Exercise: Copy the data word for word, beginning at the line that has "Point xyxy=(212,683,235,698)" and stopping after the line that has "Point xyxy=(515,515,537,530)".
## Begin Dataset
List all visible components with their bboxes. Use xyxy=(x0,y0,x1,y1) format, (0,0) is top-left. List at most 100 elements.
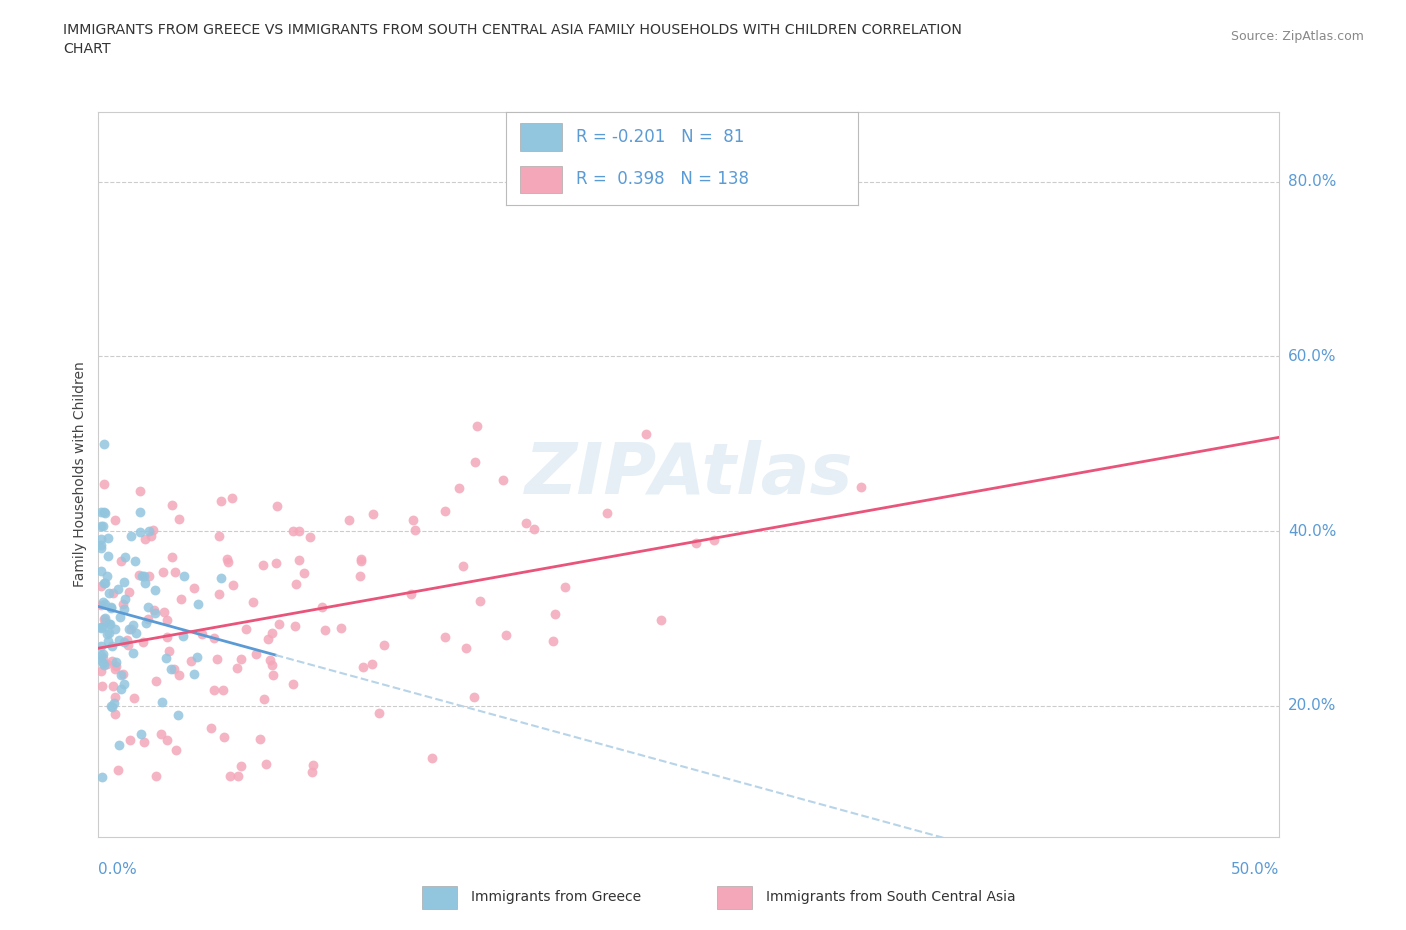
Point xyxy=(212,683,235,698)
Point xyxy=(434,630,457,644)
Point xyxy=(150,694,173,709)
Point xyxy=(257,631,280,646)
Point xyxy=(264,555,287,570)
Bar xyxy=(717,885,752,910)
Point xyxy=(108,737,131,752)
Point xyxy=(112,597,135,612)
Point xyxy=(292,566,315,581)
Point xyxy=(159,644,181,658)
Point xyxy=(180,653,202,668)
Point xyxy=(145,605,167,620)
Point xyxy=(122,645,145,660)
Point xyxy=(135,615,157,630)
Bar xyxy=(520,166,562,193)
Y-axis label: Family Households with Children: Family Households with Children xyxy=(73,362,87,587)
Point xyxy=(143,582,166,597)
Point xyxy=(515,515,537,530)
Point xyxy=(110,668,132,683)
Point xyxy=(254,757,277,772)
Point xyxy=(260,658,283,672)
Point xyxy=(205,652,228,667)
Point xyxy=(849,479,872,494)
Point xyxy=(90,519,112,534)
Text: R = -0.201   N =  81: R = -0.201 N = 81 xyxy=(576,127,745,146)
Point xyxy=(337,512,360,527)
Point xyxy=(90,619,112,634)
Point xyxy=(200,721,222,736)
Point xyxy=(103,661,125,676)
Point xyxy=(107,763,129,777)
Point xyxy=(523,522,546,537)
Point xyxy=(90,653,112,668)
Point xyxy=(287,524,309,538)
Point xyxy=(288,553,311,568)
Point xyxy=(554,579,576,594)
Text: 20.0%: 20.0% xyxy=(1288,698,1336,713)
Point xyxy=(91,655,114,670)
Point xyxy=(120,622,142,637)
Point xyxy=(183,667,205,682)
Point xyxy=(98,585,121,600)
Point xyxy=(373,638,395,653)
Point xyxy=(162,498,184,512)
Point xyxy=(93,611,115,626)
Point xyxy=(91,519,114,534)
Point xyxy=(191,626,214,641)
Point xyxy=(173,569,195,584)
Point xyxy=(101,586,124,601)
Point xyxy=(685,535,707,550)
Point xyxy=(129,484,152,498)
Point xyxy=(91,651,114,666)
Point xyxy=(226,661,249,676)
Point xyxy=(90,538,112,552)
Point xyxy=(120,528,142,543)
Point xyxy=(100,700,122,715)
Point xyxy=(187,596,209,611)
Point xyxy=(94,575,117,590)
Point xyxy=(90,564,112,578)
Point xyxy=(299,530,322,545)
Point xyxy=(124,553,146,568)
Text: 0.0%: 0.0% xyxy=(98,862,138,877)
Point xyxy=(117,638,139,653)
Point xyxy=(97,616,120,631)
Point xyxy=(96,626,118,641)
Point xyxy=(129,525,152,539)
Point xyxy=(96,657,118,671)
Point xyxy=(138,568,160,583)
Point xyxy=(160,550,183,565)
Point xyxy=(266,498,288,513)
Point xyxy=(114,550,136,565)
Point xyxy=(93,658,115,672)
Point xyxy=(90,647,112,662)
Point xyxy=(186,650,208,665)
Point xyxy=(104,512,127,527)
Point xyxy=(163,662,186,677)
Text: 60.0%: 60.0% xyxy=(1288,349,1336,364)
Point xyxy=(249,731,271,746)
Point xyxy=(91,770,114,785)
Point xyxy=(650,613,672,628)
Point xyxy=(463,690,485,705)
Point xyxy=(150,726,173,741)
Point xyxy=(212,729,235,744)
Point xyxy=(491,472,513,487)
Point xyxy=(112,601,135,616)
Point xyxy=(134,568,156,583)
Point xyxy=(114,676,136,691)
Point xyxy=(260,625,283,640)
Point xyxy=(143,603,166,618)
Point xyxy=(100,601,122,616)
Point xyxy=(495,628,517,643)
Point xyxy=(163,565,186,579)
Point xyxy=(90,578,112,593)
Point xyxy=(91,678,114,693)
Point xyxy=(231,651,253,666)
Point xyxy=(110,682,132,697)
Point xyxy=(104,655,127,670)
Point xyxy=(208,528,231,543)
Point xyxy=(101,679,124,694)
Point xyxy=(219,768,242,783)
Point xyxy=(167,668,190,683)
Point xyxy=(207,587,229,602)
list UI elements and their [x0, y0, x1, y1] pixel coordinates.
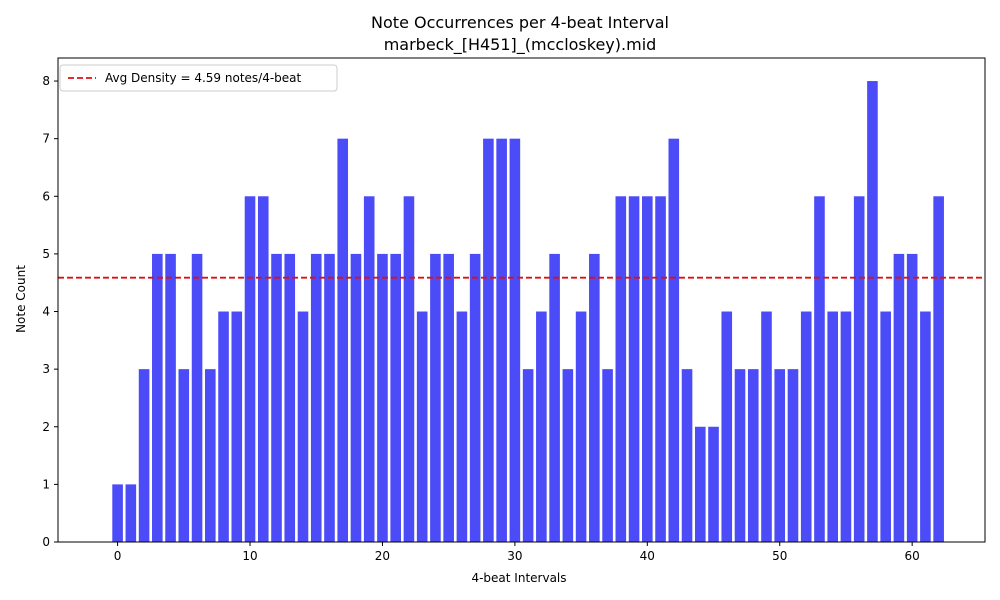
## End Dataset
Written reply:
Point xyxy=(212,683,235,698)
Point xyxy=(434,630,457,644)
Point xyxy=(150,694,173,709)
Point xyxy=(257,631,280,646)
Point xyxy=(264,555,287,570)
Bar xyxy=(717,885,752,910)
Point xyxy=(108,737,131,752)
Point xyxy=(112,597,135,612)
Point xyxy=(292,566,315,581)
Point xyxy=(159,644,181,658)
Point xyxy=(180,653,202,668)
Point xyxy=(145,605,167,620)
Point xyxy=(122,645,145,660)
Point xyxy=(135,615,157,630)
Bar xyxy=(520,166,562,193)
Y-axis label: Family Households with Children: Family Households with Children xyxy=(73,362,87,587)
Point xyxy=(143,582,166,597)
Point xyxy=(515,515,537,530)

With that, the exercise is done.